### Task
Return the material exactly as supplied, apart from the pictures, which are omitted.

Begin Record set

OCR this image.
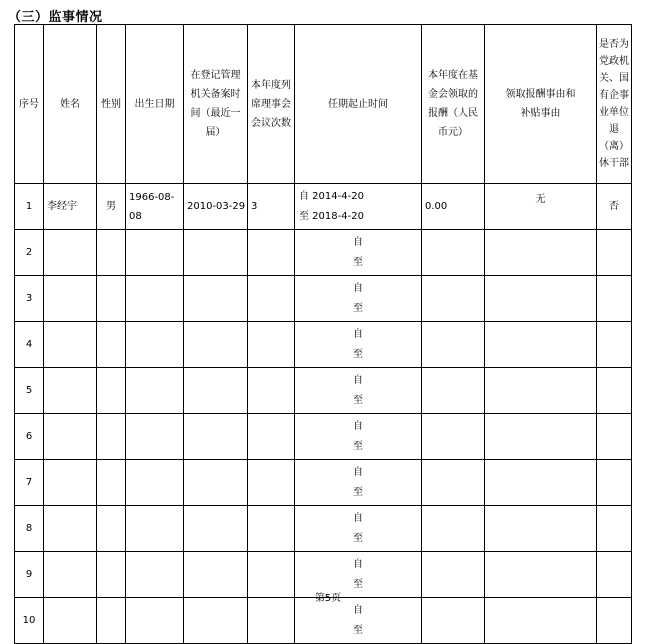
（三）监事情况
序号	姓名	性别	出生日期	在登记管理机关备案时间（最近一届）	本年度列席理事会会议次数	任期起止时间	本年度在基金会领取的报酬（人民币元）	领取报酬事由和补贴事由	是否为党政机关、国有企事业单位退（离）休干部
1	李经宇	男	1966-08-08	2010-03-29	3	自 2014-4-20
至 2018-4-20	0.00	无	否
2						自
至			

3						自
至			

4						自
至			

5						自
至			

6						自
至			

7						自
至			

8						自
至			

9						自
至			

10						自
至			

第5页
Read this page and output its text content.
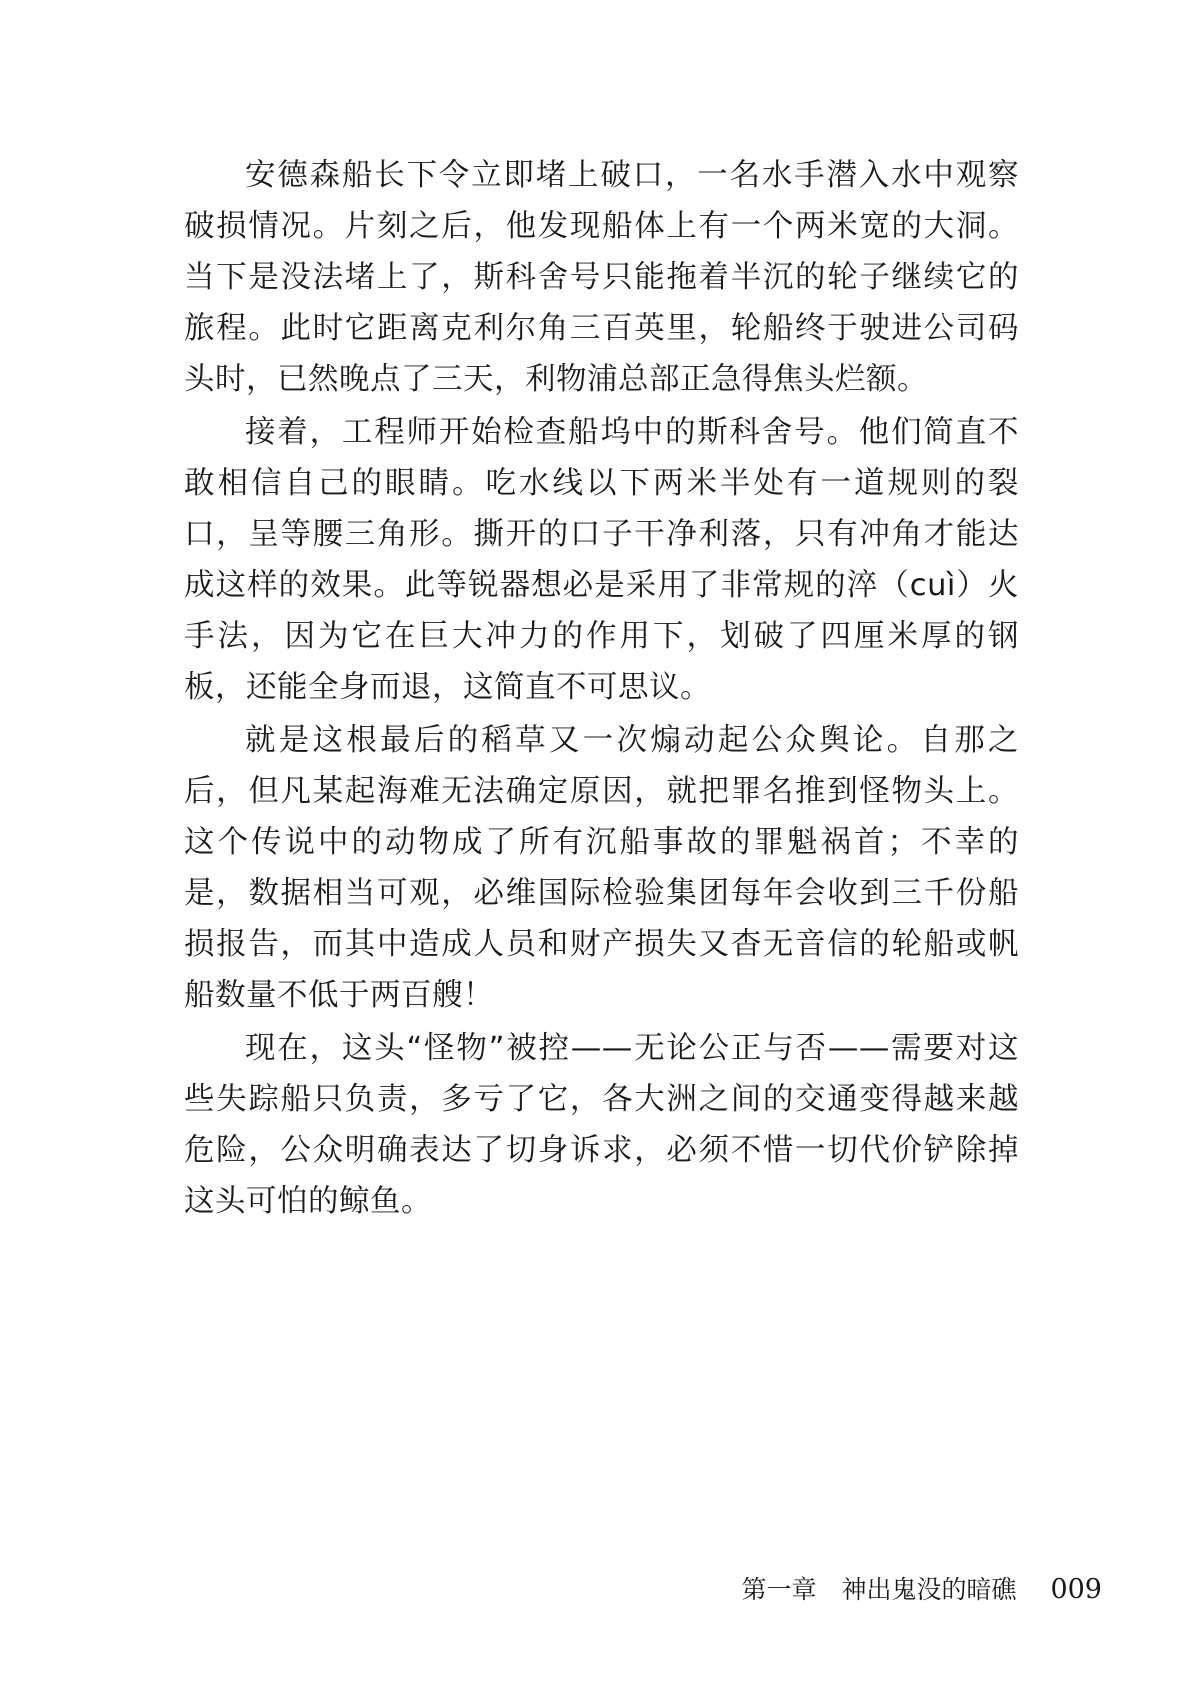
安德森船长下令立即堵上破口，一名水手潜入水中观察破损情况。片刻之后，他发现船体上有一个两米宽的大洞。当下是没法堵上了，斯科舍号只能拖着半沉的轮子继续它的旅程。此时它距离克利尔角三百英里，轮船终于驶进公司码头时，已然晚点了三天，利物浦总部正急得焦头烂额。

接着，工程师开始检查船坞中的斯科舍号。他们简直不敢相信自己的眼睛。吃水线以下两米半处有一道规则的裂口，呈等腰三角形。撕开的口子干净利落，只有冲角才能达成这样的效果。此等锐器想必是采用了非常规的淬（cuì）火手法，因为它在巨大冲力的作用下，划破了四厘米厚的钢板，还能全身而退，这简直不可思议。

就是这根最后的稻草又一次煽动起公众舆论。自那之后，但凡某起海难无法确定原因，就把罪名推到怪物头上。这个传说中的动物成了所有沉船事故的罪魁祸首；不幸的是，数据相当可观，必维国际检验集团每年会收到三千份船损报告，而其中造成人员和财产损失又杳无音信的轮船或帆船数量不低于两百艘！

现在，这头“怪物”被控——无论公正与否——需要对这些失踪船只负责，多亏了它，各大洲之间的交通变得越来越危险，公众明确表达了切身诉求，必须不惜一切代价铲除掉这头可怕的鲸鱼。

第一章　神出鬼没的暗礁 009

End Record set

### Correct answer
OCR this image.
（三）监事情况
序号	姓名	性别	出生日期	在登记管理机关备案时间（最近一届）	本年度列席理事会会议次数	任期起止时间	本年度在基金会领取的报酬（人民币元）	领取报酬事由和补贴事由	是否为党政机关、国有企事业单位退（离）休干部
1	李经宇	男	1966-08-08	2010-03-29	3	自 2014-4-20
至 2018-4-20	0.00	无	否
2						自
至			

3						自
至			

4						自
至			

5						自
至			

6						自
至			

7						自
至			

8						自
至			

9						自
至			

10						自
至			

第5页
Read this page and output its text content.
安德森船长下令立即堵上破口，一名水手潜入水中观察破损情况。片刻之后，他发现船体上有一个两米宽的大洞。当下是没法堵上了，斯科舍号只能拖着半沉的轮子继续它的旅程。此时它距离克利尔角三百英里，轮船终于驶进公司码头时，已然晚点了三天，利物浦总部正急得焦头烂额。

接着，工程师开始检查船坞中的斯科舍号。他们简直不敢相信自己的眼睛。吃水线以下两米半处有一道规则的裂口，呈等腰三角形。撕开的口子干净利落，只有冲角才能达成这样的效果。此等锐器想必是采用了非常规的淬（cuì）火手法，因为它在巨大冲力的作用下，划破了四厘米厚的钢板，还能全身而退，这简直不可思议。

就是这根最后的稻草又一次煽动起公众舆论。自那之后，但凡某起海难无法确定原因，就把罪名推到怪物头上。这个传说中的动物成了所有沉船事故的罪魁祸首；不幸的是，数据相当可观，必维国际检验集团每年会收到三千份船损报告，而其中造成人员和财产损失又杳无音信的轮船或帆船数量不低于两百艘！

现在，这头“怪物”被控——无论公正与否——需要对这些失踪船只负责，多亏了它，各大洲之间的交通变得越来越危险，公众明确表达了切身诉求，必须不惜一切代价铲除掉这头可怕的鲸鱼。

第一章　神出鬼没的暗礁 009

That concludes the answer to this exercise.